## Stated task
Take the line with "Convert this document image to plain text." and every line after it, through the end of the listing, and give them again exactly, pictures excluded.

Extracted data entries:
§ §

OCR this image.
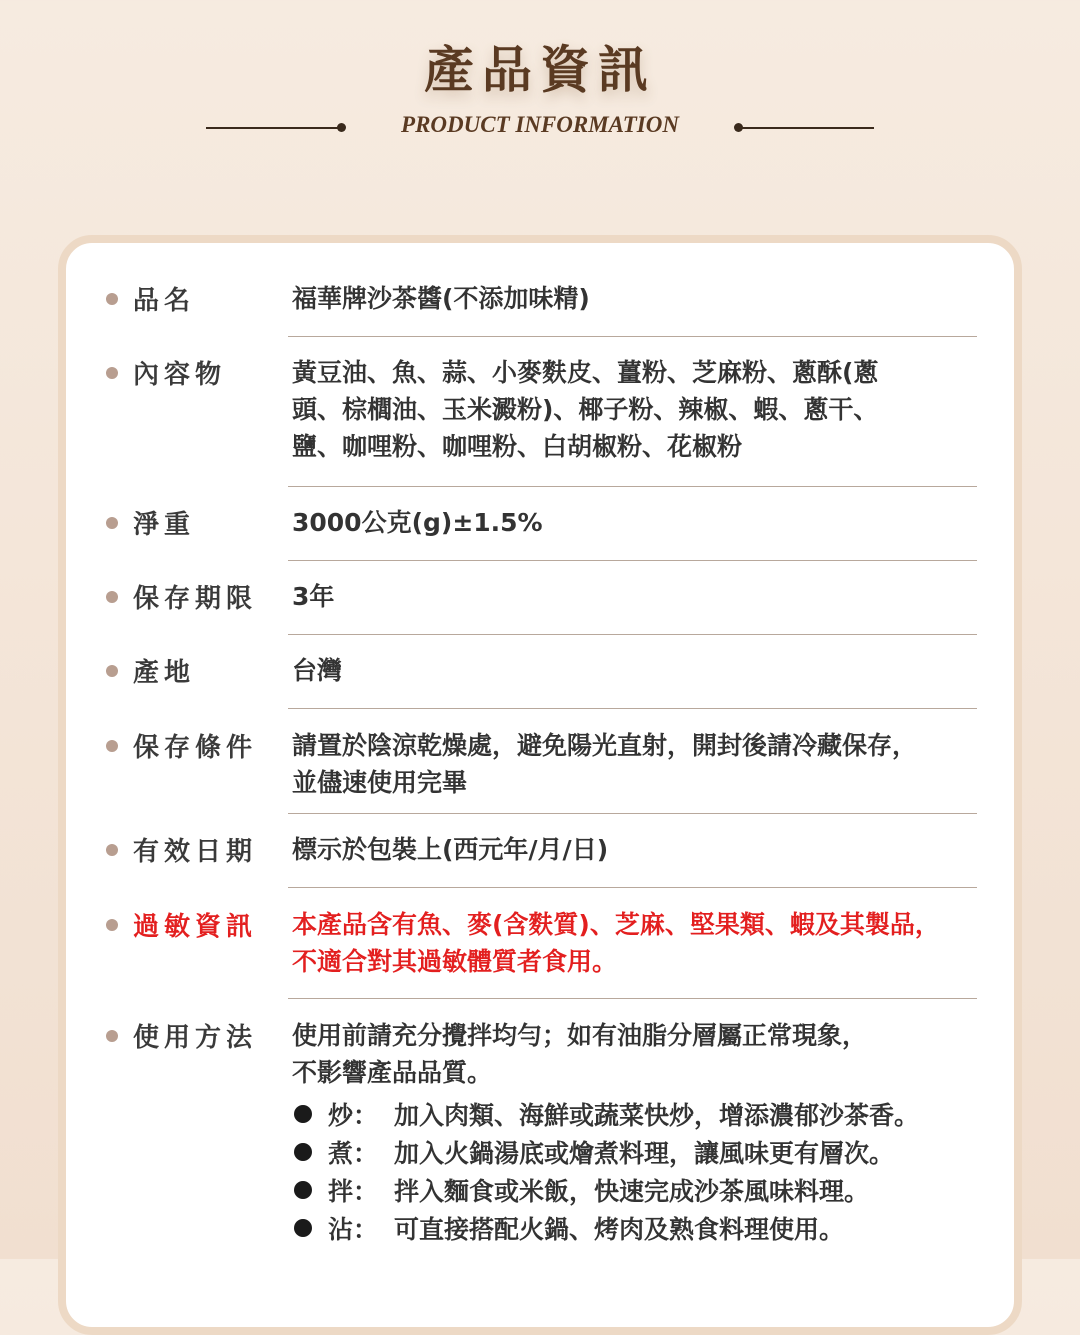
產品資訊
PRODUCT INFORMATION
品名	福華牌沙茶醬(不添加味精)
內容物	黃豆油、魚、蒜、小麥麩皮、薑粉、芝麻粉、蔥酥(蔥
頭、棕櫚油、玉米澱粉)、椰子粉、辣椒、蝦、蔥干、
鹽、咖哩粉、咖哩粉、白胡椒粉、花椒粉
淨重	3000公克(g)±1.5%
保存期限 3年
產地	台灣
保存條件 請置於陰涼乾燥處，避免陽光直射，開封後請冷藏保存，
並儘速使用完畢
有效日期 標示於包裝上(西元年/月/日)
過敏資訊 本產品含有魚、麥(含麩質)、芝麻、堅果類、蝦及其製品，
不適合對其過敏體質者食用。
使用方法 使用前請充分攪拌均勻；如有油脂分層屬正常現象，
不影響產品品質。
炒： 加入肉類、海鮮或蔬菜快炒，增添濃郁沙茶香。
煮： 加入火鍋湯底或燴煮料理，讓風味更有層次。
拌： 拌入麵食或米飯，快速完成沙茶風味料理。
沾： 可直接搭配火鍋、烤肉及熟食料理使用。
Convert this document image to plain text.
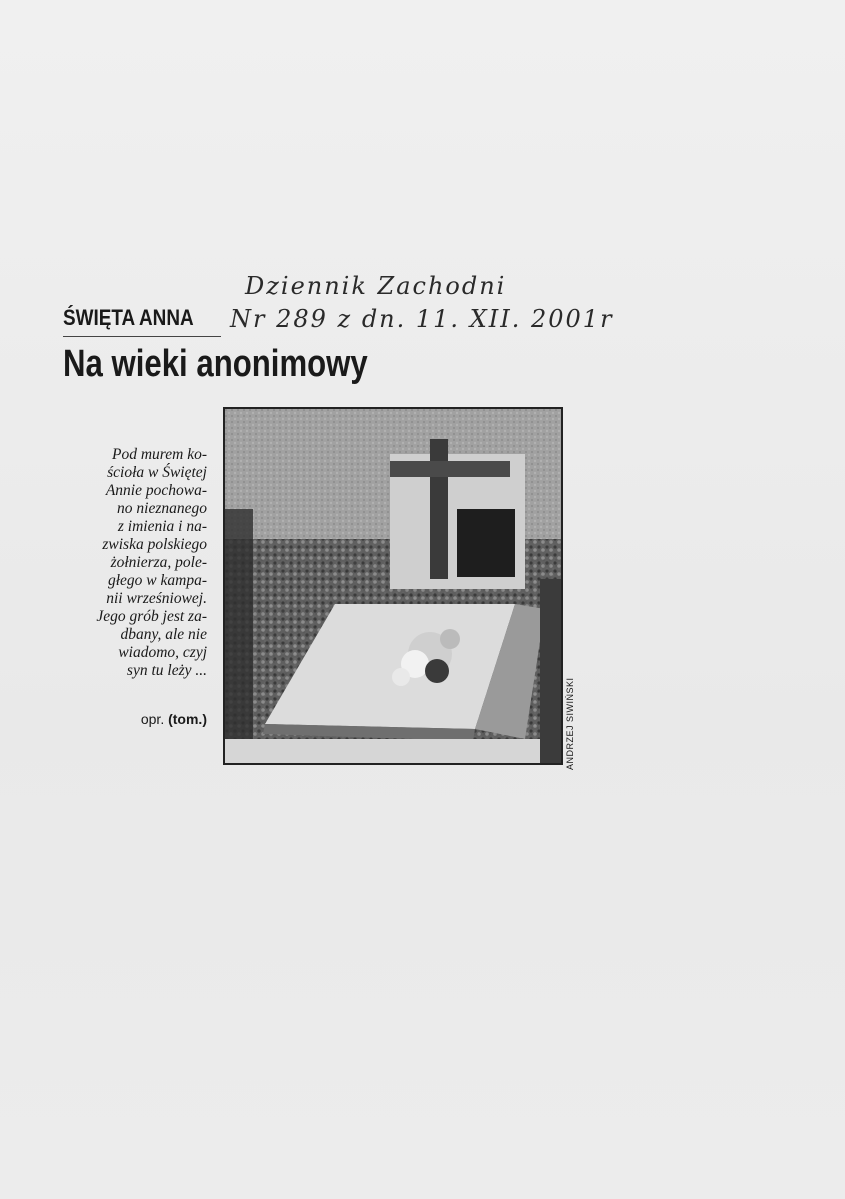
Dziennik Zachodni
Nr 289 z dn. 11. XII. 2001r
ŚWIĘTA ANNA
Na wieki anonimowy
Pod murem ko-
ścioła w Świętej
Annie pochowa-
no nieznanego
z imienia i na-
zwiska polskiego
żołnierza, pole-
głego w kampa-
nii wrześniowej.
Jego grób jest za-
dbany, ale nie
wiadomo, czyj
syn tu leży ...
opr. (tom.)	ANDRZEJ SIWIŃSKI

§ §

## Solution below
Convert this document image to plain text.
Dziennik Zachodni
Nr 289 z dn. 11. XII. 2001r
ŚWIĘTA ANNA
Na wieki anonimowy
Pod murem ko-
ścioła w Świętej
Annie pochowa-
no nieznanego
z imienia i na-
zwiska polskiego
żołnierza, pole-
głego w kampa-
nii wrześniowej.
Jego grób jest za-
dbany, ale nie
wiadomo, czyj
syn tu leży ...
opr. (tom.)	ANDRZEJ SIWIŃSKI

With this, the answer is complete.